#### [Records]
++++++

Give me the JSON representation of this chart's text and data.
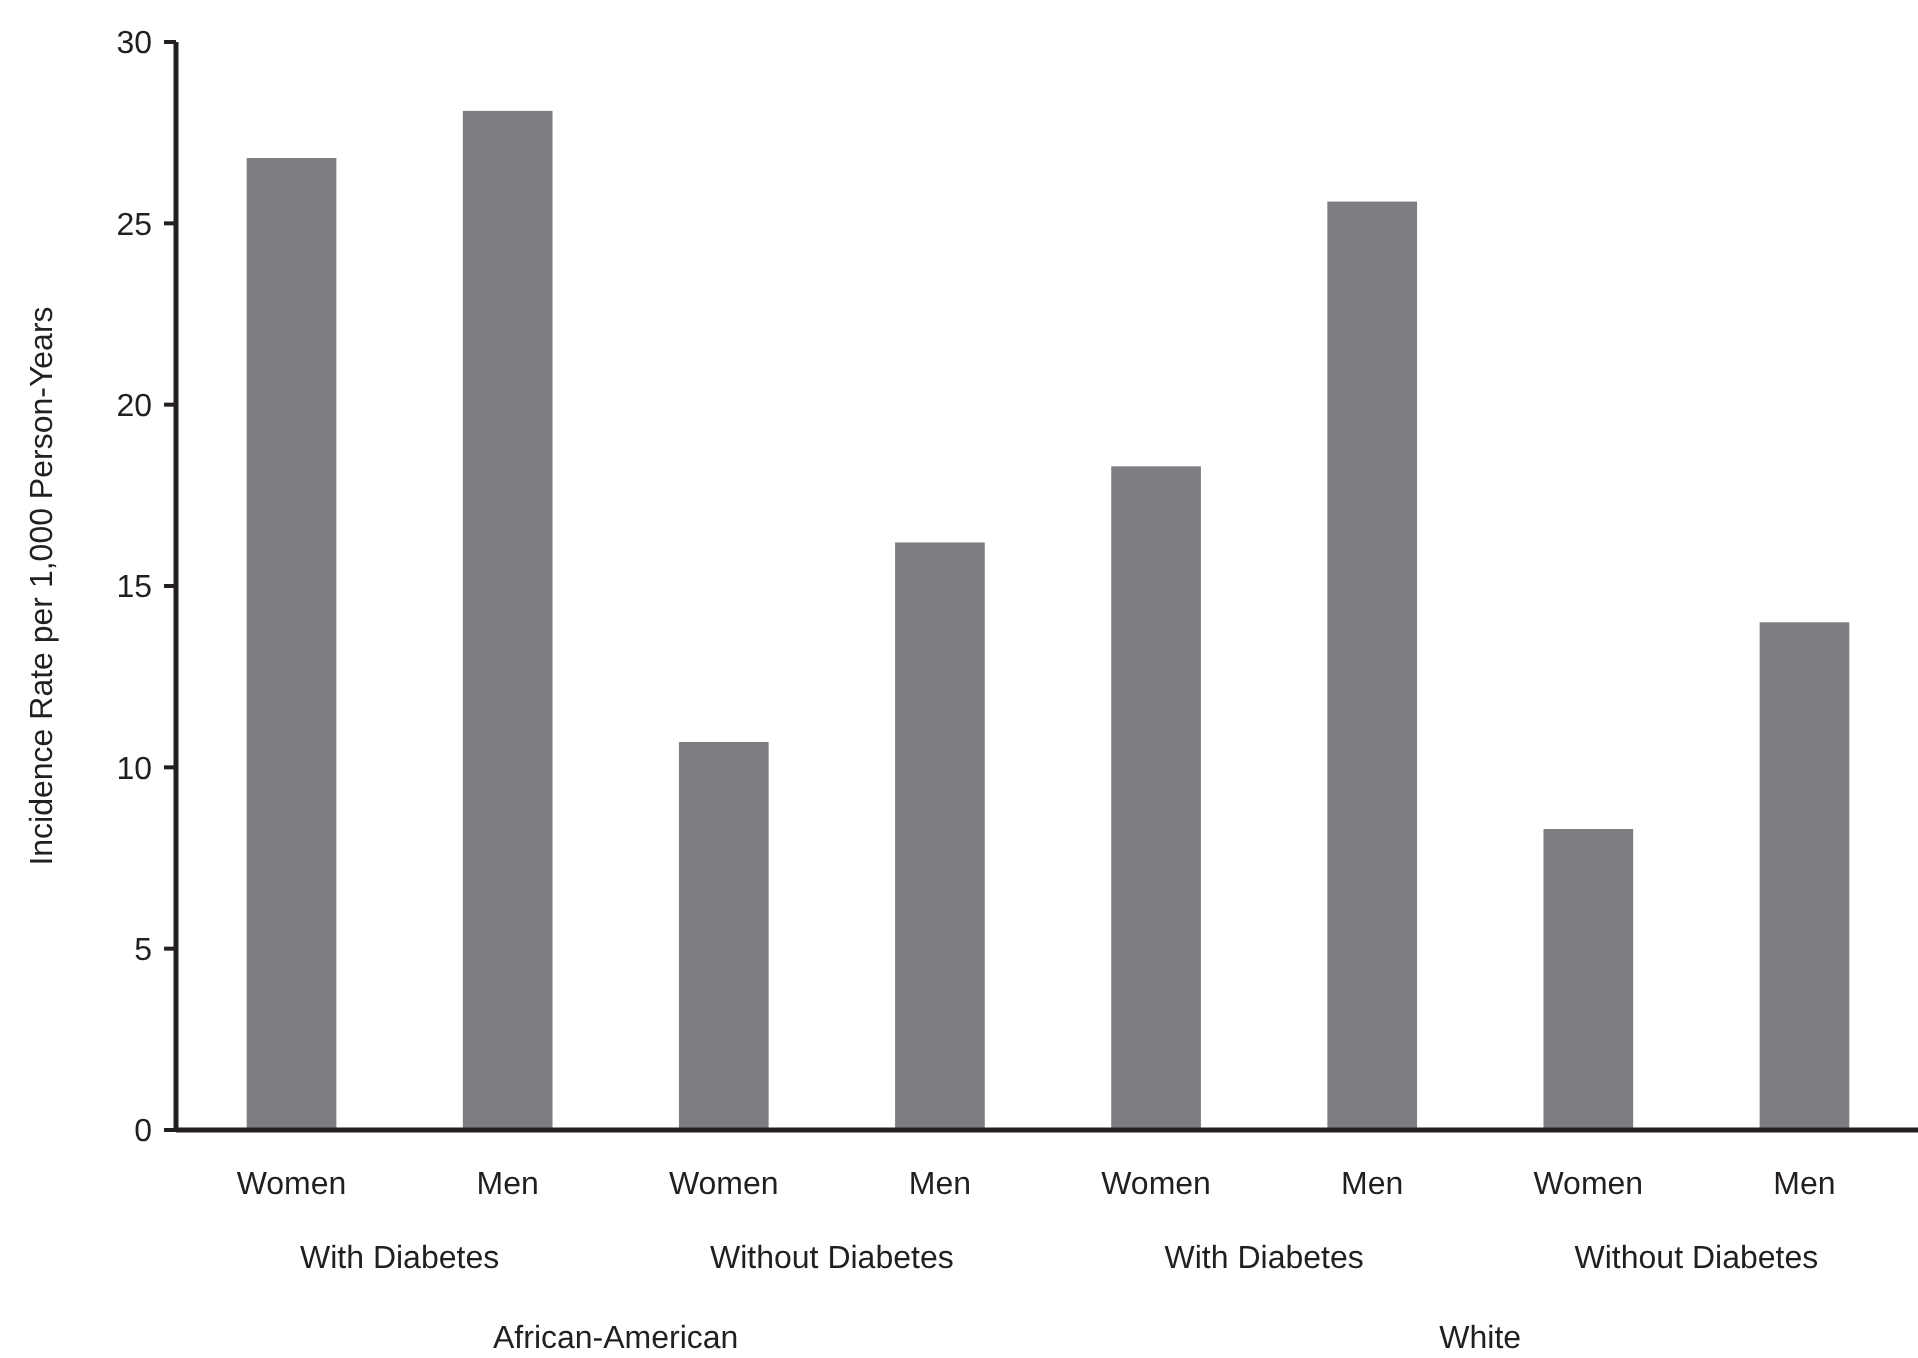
{
  "chart_data": {
    "type": "bar",
    "ylabel": "Incidence Rate per 1,000 Person-Years",
    "categories": [
      "Women",
      "Men",
      "Women",
      "Men",
      "Women",
      "Men",
      "Women",
      "Men"
    ],
    "values": [
      26.8,
      28.1,
      10.7,
      16.2,
      18.3,
      25.6,
      8.3,
      14.0
    ],
    "color": "#7d7e82",
    "ylim": [
      0,
      30
    ],
    "yticks": [
      0,
      5,
      10,
      15,
      20,
      25,
      30
    ],
    "annotations": [
      "With Diabetes",
      "Without Diabetes",
      "With Diabetes",
      "Without Diabetes",
      "African-American",
      "White"
    ]
  }
}
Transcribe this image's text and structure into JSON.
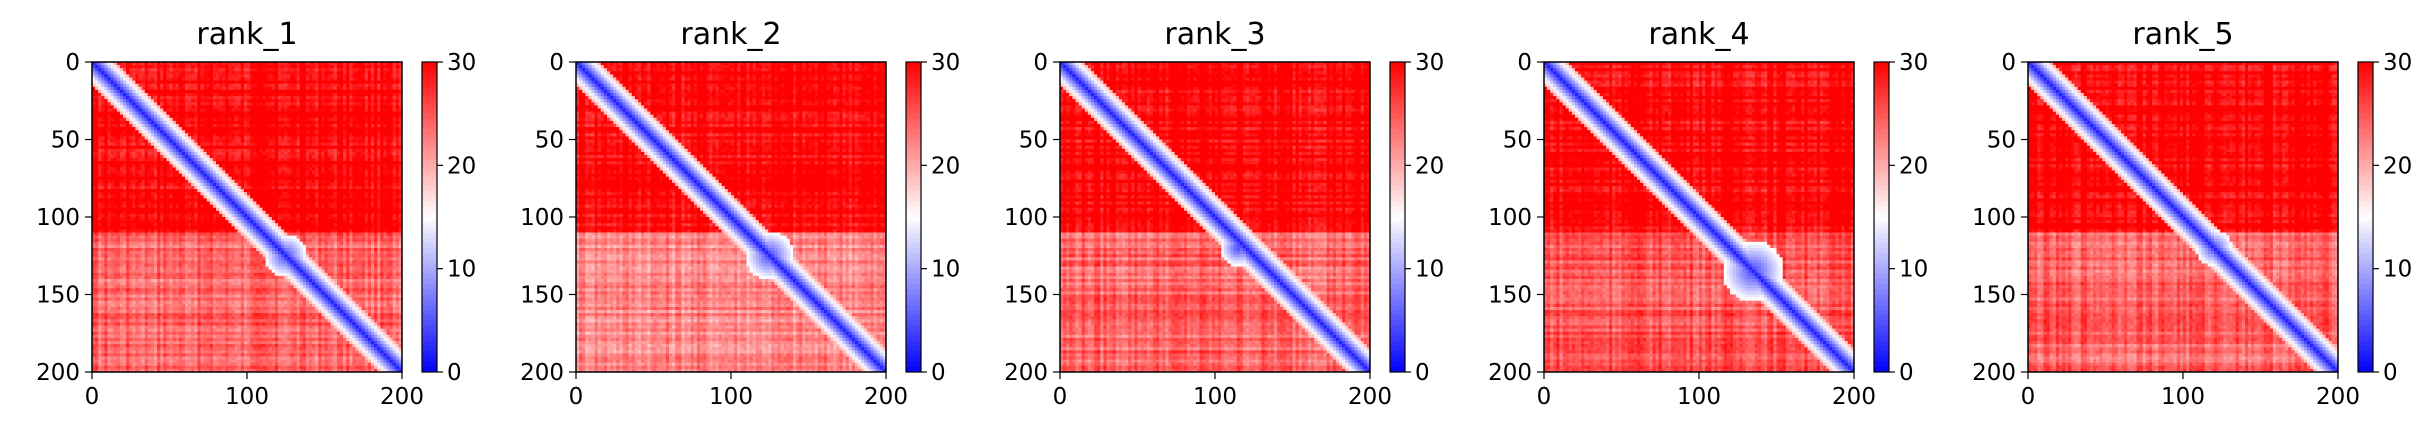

++++++

#### [Written instruction]
Give every line back word for word and leave the pictures out.

#### [Expected answer]
Give me the JSON representation of this chart's text and data.
{
  "chart_data": {
    "type": "bar",
    "ylabel": "Incidence Rate per 1,000 Person-Years",
    "categories": [
      "Women",
      "Men",
      "Women",
      "Men",
      "Women",
      "Men",
      "Women",
      "Men"
    ],
    "values": [
      26.8,
      28.1,
      10.7,
      16.2,
      18.3,
      25.6,
      8.3,
      14.0
    ],
    "color": "#7d7e82",
    "ylim": [
      0,
      30
    ],
    "yticks": [
      0,
      5,
      10,
      15,
      20,
      25,
      30
    ],
    "annotations": [
      "With Diabetes",
      "Without Diabetes",
      "With Diabetes",
      "Without Diabetes",
      "African-American",
      "White"
    ]
  }
}
Transcribe this image's text and structure into JSON.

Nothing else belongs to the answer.